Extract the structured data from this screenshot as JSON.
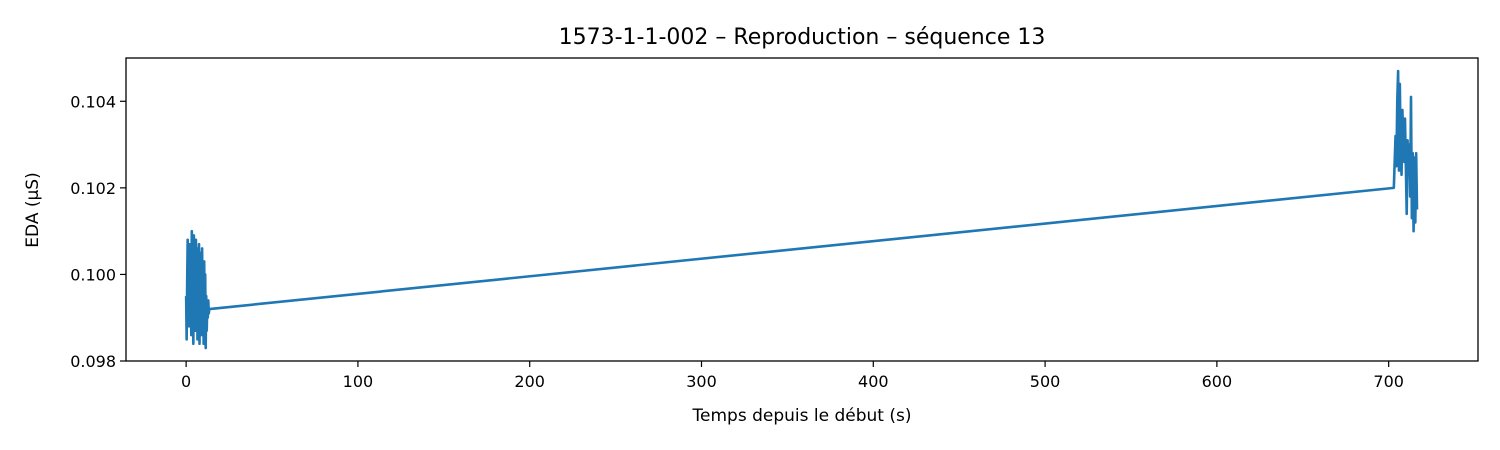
{
  "chart_data": {
    "type": "line",
    "title": "1573-1-1-002 – Reproduction – séquence 13",
    "xlabel": "Temps depuis le début (s)",
    "ylabel": "EDA (µS)",
    "xlim": [
      -35,
      752
    ],
    "ylim": [
      0.098,
      0.105
    ],
    "xticks": [
      0,
      100,
      200,
      300,
      400,
      500,
      600,
      700
    ],
    "yticks": [
      0.098,
      0.1,
      0.102,
      0.104
    ],
    "ytick_labels": [
      "0.098",
      "0.100",
      "0.102",
      "0.104"
    ],
    "grid": false,
    "line_color": "#1f77b4",
    "series": [
      {
        "x": [
          0.0,
          0.3,
          0.6,
          0.9,
          1.2,
          1.5,
          1.8,
          2.1,
          2.4,
          2.7,
          3.0,
          3.3,
          3.6,
          3.9,
          4.2,
          4.5,
          4.8,
          5.1,
          5.4,
          5.7,
          6.0,
          6.3,
          6.6,
          6.9,
          7.2,
          7.5,
          7.8,
          8.1,
          8.4,
          8.7,
          9.0,
          9.3,
          9.6,
          9.9,
          10.2,
          10.5,
          10.8,
          11.1,
          11.4,
          11.7,
          12.0,
          12.3,
          12.6,
          12.9,
          13.2,
          13.5,
          703.0,
          703.5,
          704.0,
          704.5,
          705.0,
          705.5,
          706.0,
          706.5,
          707.0,
          707.5,
          708.0,
          708.5,
          709.0,
          709.5,
          710.0,
          710.5,
          711.0,
          711.5,
          712.0,
          712.5,
          713.0,
          713.5,
          714.0,
          714.5,
          715.0,
          715.5,
          716.0,
          716.5
        ],
        "y": [
          0.0995,
          0.0985,
          0.0998,
          0.1008,
          0.0991,
          0.1001,
          0.0988,
          0.1007,
          0.0993,
          0.1004,
          0.0986,
          0.101,
          0.0992,
          0.1,
          0.0984,
          0.1009,
          0.0995,
          0.1003,
          0.0987,
          0.1008,
          0.099,
          0.1006,
          0.0985,
          0.1002,
          0.0996,
          0.1007,
          0.0984,
          0.1005,
          0.0989,
          0.1,
          0.0986,
          0.1006,
          0.0991,
          0.0998,
          0.0984,
          0.1003,
          0.099,
          0.1,
          0.0983,
          0.0995,
          0.0987,
          0.0993,
          0.099,
          0.0994,
          0.0991,
          0.0992,
          0.102,
          0.1026,
          0.1032,
          0.1025,
          0.104,
          0.1047,
          0.1024,
          0.1044,
          0.1028,
          0.1023,
          0.1038,
          0.103,
          0.1026,
          0.1036,
          0.1025,
          0.1014,
          0.1031,
          0.1024,
          0.103,
          0.1018,
          0.1041,
          0.1013,
          0.1028,
          0.101,
          0.1027,
          0.1012,
          0.1028,
          0.1015
        ]
      }
    ]
  }
}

## [Set task]
Repeat the material above verbatim. Leave the pictures behind.

## [Exercise solution]
Extract the structured data from this screenshot as JSON.
{
  "chart_data": {
    "type": "line",
    "title": "1573-1-1-002 – Reproduction – séquence 13",
    "xlabel": "Temps depuis le début (s)",
    "ylabel": "EDA (µS)",
    "xlim": [
      -35,
      752
    ],
    "ylim": [
      0.098,
      0.105
    ],
    "xticks": [
      0,
      100,
      200,
      300,
      400,
      500,
      600,
      700
    ],
    "yticks": [
      0.098,
      0.1,
      0.102,
      0.104
    ],
    "ytick_labels": [
      "0.098",
      "0.100",
      "0.102",
      "0.104"
    ],
    "grid": false,
    "line_color": "#1f77b4",
    "series": [
      {
        "x": [
          0.0,
          0.3,
          0.6,
          0.9,
          1.2,
          1.5,
          1.8,
          2.1,
          2.4,
          2.7,
          3.0,
          3.3,
          3.6,
          3.9,
          4.2,
          4.5,
          4.8,
          5.1,
          5.4,
          5.7,
          6.0,
          6.3,
          6.6,
          6.9,
          7.2,
          7.5,
          7.8,
          8.1,
          8.4,
          8.7,
          9.0,
          9.3,
          9.6,
          9.9,
          10.2,
          10.5,
          10.8,
          11.1,
          11.4,
          11.7,
          12.0,
          12.3,
          12.6,
          12.9,
          13.2,
          13.5,
          703.0,
          703.5,
          704.0,
          704.5,
          705.0,
          705.5,
          706.0,
          706.5,
          707.0,
          707.5,
          708.0,
          708.5,
          709.0,
          709.5,
          710.0,
          710.5,
          711.0,
          711.5,
          712.0,
          712.5,
          713.0,
          713.5,
          714.0,
          714.5,
          715.0,
          715.5,
          716.0,
          716.5
        ],
        "y": [
          0.0995,
          0.0985,
          0.0998,
          0.1008,
          0.0991,
          0.1001,
          0.0988,
          0.1007,
          0.0993,
          0.1004,
          0.0986,
          0.101,
          0.0992,
          0.1,
          0.0984,
          0.1009,
          0.0995,
          0.1003,
          0.0987,
          0.1008,
          0.099,
          0.1006,
          0.0985,
          0.1002,
          0.0996,
          0.1007,
          0.0984,
          0.1005,
          0.0989,
          0.1,
          0.0986,
          0.1006,
          0.0991,
          0.0998,
          0.0984,
          0.1003,
          0.099,
          0.1,
          0.0983,
          0.0995,
          0.0987,
          0.0993,
          0.099,
          0.0994,
          0.0991,
          0.0992,
          0.102,
          0.1026,
          0.1032,
          0.1025,
          0.104,
          0.1047,
          0.1024,
          0.1044,
          0.1028,
          0.1023,
          0.1038,
          0.103,
          0.1026,
          0.1036,
          0.1025,
          0.1014,
          0.1031,
          0.1024,
          0.103,
          0.1018,
          0.1041,
          0.1013,
          0.1028,
          0.101,
          0.1027,
          0.1012,
          0.1028,
          0.1015
        ]
      }
    ]
  }
}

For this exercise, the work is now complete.